[Data tied to figure images]
— begin —

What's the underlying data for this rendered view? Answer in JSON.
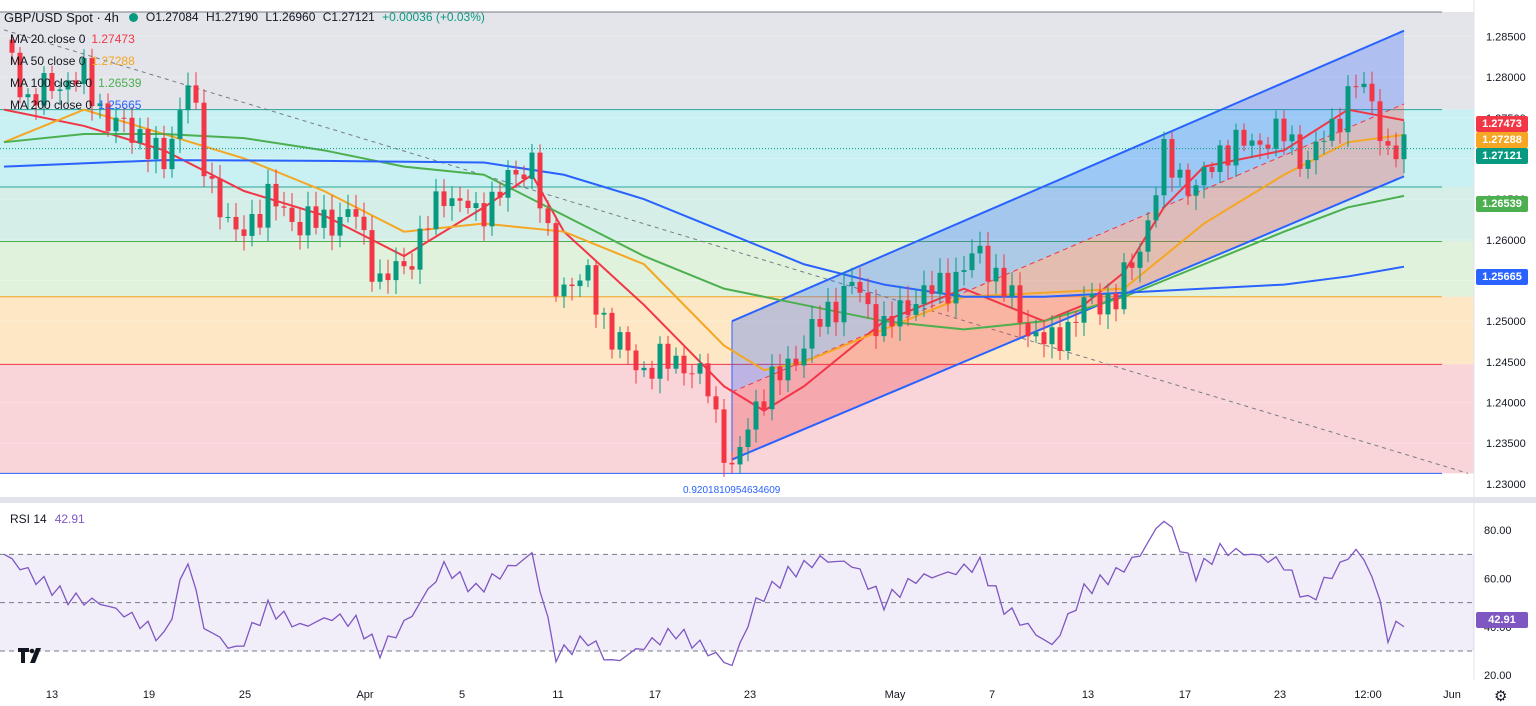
{
  "header": {
    "symbol": "GBP/USD Spot · 4h",
    "ohlc": {
      "open": "O1.27084",
      "high": "H1.27190",
      "low": "L1.26960",
      "close": "C1.27121",
      "change": "+0.00036 (+0.03%)"
    }
  },
  "legend": [
    {
      "name": "MA 20 close 0",
      "value": "1.27473",
      "color": "#f23645"
    },
    {
      "name": "MA 50 close 0",
      "value": "1.27288",
      "color": "#f5a623"
    },
    {
      "name": "MA 100 close 0",
      "value": "1.26539",
      "color": "#4caf50"
    },
    {
      "name": "MA 200 close 0",
      "value": "1.25665",
      "color": "#2962ff"
    }
  ],
  "price_tags": [
    {
      "text": "1.27473",
      "value": 1.27473,
      "color": "#f23645"
    },
    {
      "text": "1.27288",
      "value": 1.27288,
      "color": "#f5a623"
    },
    {
      "text": "1.27121",
      "value": 1.27121,
      "color": "#089981"
    },
    {
      "text": "1.26539",
      "value": 1.26539,
      "color": "#4caf50"
    },
    {
      "text": "1.25665",
      "value": 1.25665,
      "color": "#2962ff"
    }
  ],
  "rsi": {
    "name": "RSI 14",
    "value": "42.91",
    "tag": "42.91",
    "color": "#7e57c2"
  },
  "fib_label": "0.9201810954634609",
  "colors": {
    "up": "#089981",
    "down": "#f23645",
    "channel": "#2962ff"
  },
  "chart_data": [
    {
      "type": "candlestick",
      "ylim": [
        1.2295,
        1.288
      ],
      "y_ticks": [
        "1.28500",
        "1.28000",
        "1.27500",
        "1.27000",
        "1.26500",
        "1.26000",
        "1.25500",
        "1.25000",
        "1.24500",
        "1.24000",
        "1.23500",
        "1.23000"
      ],
      "y_tick_values": [
        1.285,
        1.28,
        1.275,
        1.27,
        1.265,
        1.26,
        1.255,
        1.25,
        1.245,
        1.24,
        1.235,
        1.23
      ],
      "x_ticks": [
        "13",
        "19",
        "25",
        "Apr",
        "5",
        "11",
        "17",
        "23",
        "May",
        "7",
        "13",
        "17",
        "23",
        "12:00",
        "Jun"
      ],
      "price_path": [
        [
          0,
          1.2846
        ],
        [
          3,
          1.277
        ],
        [
          6,
          1.279
        ],
        [
          10,
          1.28
        ],
        [
          13,
          1.2745
        ],
        [
          17,
          1.273
        ],
        [
          20,
          1.269
        ],
        [
          23,
          1.28
        ],
        [
          25,
          1.269
        ],
        [
          29,
          1.26
        ],
        [
          33,
          1.265
        ],
        [
          37,
          1.262
        ],
        [
          41,
          1.2625
        ],
        [
          44,
          1.263
        ],
        [
          47,
          1.2545
        ],
        [
          51,
          1.258
        ],
        [
          55,
          1.266
        ],
        [
          59,
          1.263
        ],
        [
          63,
          1.267
        ],
        [
          66,
          1.27
        ],
        [
          69,
          1.2545
        ],
        [
          73,
          1.255
        ],
        [
          76,
          1.248
        ],
        [
          80,
          1.244
        ],
        [
          84,
          1.2455
        ],
        [
          88,
          1.242
        ],
        [
          91,
          1.231
        ],
        [
          94,
          1.24
        ],
        [
          98,
          1.2445
        ],
        [
          102,
          1.25
        ],
        [
          106,
          1.2545
        ],
        [
          110,
          1.249
        ],
        [
          114,
          1.253
        ],
        [
          118,
          1.2545
        ],
        [
          122,
          1.2585
        ],
        [
          125,
          1.254
        ],
        [
          128,
          1.249
        ],
        [
          131,
          1.247
        ],
        [
          135,
          1.252
        ],
        [
          139,
          1.253
        ],
        [
          142,
          1.259
        ],
        [
          145,
          1.27
        ],
        [
          149,
          1.266
        ],
        [
          152,
          1.271
        ],
        [
          156,
          1.272
        ],
        [
          160,
          1.273
        ],
        [
          163,
          1.2695
        ],
        [
          166,
          1.274
        ],
        [
          169,
          1.279
        ],
        [
          171,
          1.2775
        ],
        [
          173,
          1.27
        ],
        [
          175,
          1.2712
        ]
      ],
      "series": [
        {
          "name": "MA 20 close 0",
          "color": "#f23645",
          "values": [
            [
              0,
              1.276
            ],
            [
              10,
              1.274
            ],
            [
              20,
              1.271
            ],
            [
              30,
              1.266
            ],
            [
              40,
              1.263
            ],
            [
              50,
              1.258
            ],
            [
              60,
              1.264
            ],
            [
              66,
              1.268
            ],
            [
              70,
              1.261
            ],
            [
              80,
              1.252
            ],
            [
              90,
              1.242
            ],
            [
              95,
              1.239
            ],
            [
              100,
              1.242
            ],
            [
              110,
              1.25
            ],
            [
              120,
              1.254
            ],
            [
              125,
              1.252
            ],
            [
              130,
              1.25
            ],
            [
              135,
              1.252
            ],
            [
              140,
              1.256
            ],
            [
              145,
              1.264
            ],
            [
              150,
              1.269
            ],
            [
              160,
              1.271
            ],
            [
              168,
              1.276
            ],
            [
              175,
              1.2747
            ]
          ]
        },
        {
          "name": "MA 50 close 0",
          "color": "#f5a623",
          "values": [
            [
              0,
              1.272
            ],
            [
              10,
              1.276
            ],
            [
              20,
              1.273
            ],
            [
              30,
              1.27
            ],
            [
              40,
              1.266
            ],
            [
              50,
              1.261
            ],
            [
              60,
              1.262
            ],
            [
              70,
              1.261
            ],
            [
              80,
              1.257
            ],
            [
              90,
              1.247
            ],
            [
              95,
              1.244
            ],
            [
              100,
              1.245
            ],
            [
              110,
              1.249
            ],
            [
              120,
              1.253
            ],
            [
              130,
              1.2535
            ],
            [
              140,
              1.254
            ],
            [
              150,
              1.262
            ],
            [
              160,
              1.268
            ],
            [
              168,
              1.272
            ],
            [
              175,
              1.2729
            ]
          ]
        },
        {
          "name": "MA 100 close 0",
          "color": "#4caf50",
          "values": [
            [
              0,
              1.272
            ],
            [
              10,
              1.273
            ],
            [
              20,
              1.273
            ],
            [
              30,
              1.2725
            ],
            [
              40,
              1.271
            ],
            [
              50,
              1.269
            ],
            [
              60,
              1.268
            ],
            [
              70,
              1.263
            ],
            [
              80,
              1.258
            ],
            [
              90,
              1.254
            ],
            [
              100,
              1.252
            ],
            [
              110,
              1.25
            ],
            [
              120,
              1.249
            ],
            [
              130,
              1.25
            ],
            [
              140,
              1.253
            ],
            [
              150,
              1.257
            ],
            [
              160,
              1.261
            ],
            [
              168,
              1.264
            ],
            [
              175,
              1.2654
            ]
          ]
        },
        {
          "name": "MA 200 close 0",
          "color": "#2962ff",
          "values": [
            [
              0,
              1.269
            ],
            [
              20,
              1.2698
            ],
            [
              40,
              1.2697
            ],
            [
              60,
              1.2695
            ],
            [
              70,
              1.268
            ],
            [
              80,
              1.265
            ],
            [
              90,
              1.261
            ],
            [
              100,
              1.257
            ],
            [
              110,
              1.2545
            ],
            [
              120,
              1.253
            ],
            [
              130,
              1.253
            ],
            [
              140,
              1.2535
            ],
            [
              150,
              1.254
            ],
            [
              160,
              1.2545
            ],
            [
              168,
              1.2555
            ],
            [
              175,
              1.2567
            ]
          ]
        }
      ],
      "channel": {
        "upper": [
          [
            91,
            1.25
          ],
          [
            175,
            1.2857
          ]
        ],
        "lower": [
          [
            91,
            1.233
          ],
          [
            175,
            1.2678
          ]
        ],
        "middle": [
          [
            91,
            1.2413
          ],
          [
            175,
            1.2767
          ]
        ]
      },
      "fib_levels": [
        1.288,
        1.276,
        1.2665,
        1.2598,
        1.253,
        1.2447,
        1.2313
      ],
      "fib_fills": [
        "#e3e5ea",
        "#c9f0f2",
        "#d5efe8",
        "#e0f1dc",
        "#fde7c5",
        "#f9d4d8"
      ],
      "trendline": [
        [
          0,
          1.2858
        ],
        [
          183,
          1.2313
        ]
      ]
    },
    {
      "type": "line",
      "name": "RSI 14",
      "ylim": [
        18,
        90
      ],
      "y_ticks": [
        "80.00",
        "60.00",
        "40.00",
        "20.00"
      ],
      "y_tick_values": [
        80,
        60,
        40,
        20
      ],
      "bands": [
        70,
        50,
        30
      ],
      "values": [
        [
          0,
          70
        ],
        [
          4,
          60
        ],
        [
          8,
          52
        ],
        [
          12,
          50
        ],
        [
          16,
          44
        ],
        [
          20,
          35
        ],
        [
          23,
          68
        ],
        [
          25,
          40
        ],
        [
          29,
          30
        ],
        [
          33,
          48
        ],
        [
          37,
          40
        ],
        [
          41,
          44
        ],
        [
          44,
          42
        ],
        [
          47,
          30
        ],
        [
          51,
          45
        ],
        [
          55,
          65
        ],
        [
          59,
          55
        ],
        [
          63,
          64
        ],
        [
          66,
          70
        ],
        [
          69,
          28
        ],
        [
          73,
          35
        ],
        [
          76,
          25
        ],
        [
          80,
          32
        ],
        [
          84,
          38
        ],
        [
          88,
          30
        ],
        [
          91,
          24
        ],
        [
          94,
          50
        ],
        [
          98,
          62
        ],
        [
          102,
          68
        ],
        [
          106,
          66
        ],
        [
          110,
          50
        ],
        [
          114,
          60
        ],
        [
          118,
          62
        ],
        [
          122,
          66
        ],
        [
          125,
          48
        ],
        [
          128,
          40
        ],
        [
          131,
          32
        ],
        [
          135,
          55
        ],
        [
          139,
          62
        ],
        [
          142,
          70
        ],
        [
          145,
          85
        ],
        [
          149,
          62
        ],
        [
          152,
          72
        ],
        [
          156,
          70
        ],
        [
          160,
          66
        ],
        [
          163,
          50
        ],
        [
          166,
          62
        ],
        [
          169,
          72
        ],
        [
          171,
          62
        ],
        [
          173,
          36
        ],
        [
          175,
          43
        ]
      ]
    }
  ]
}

— end —

[What you need to do]
Select all lines with the word "name" from the entries above.

[Finished task]
      "name": "MA 20 close 0",
      "name": "MA 50 close 0",
      "name": "MA 100 close 0",
      "name": "MA 200 close 0",
    "name": "RSI 14",
          "name": "MA 20 close 0",
          "name": "MA 50 close 0",
          "name": "MA 100 close 0",
          "name": "MA 200 close 0",
      "name": "RSI 14",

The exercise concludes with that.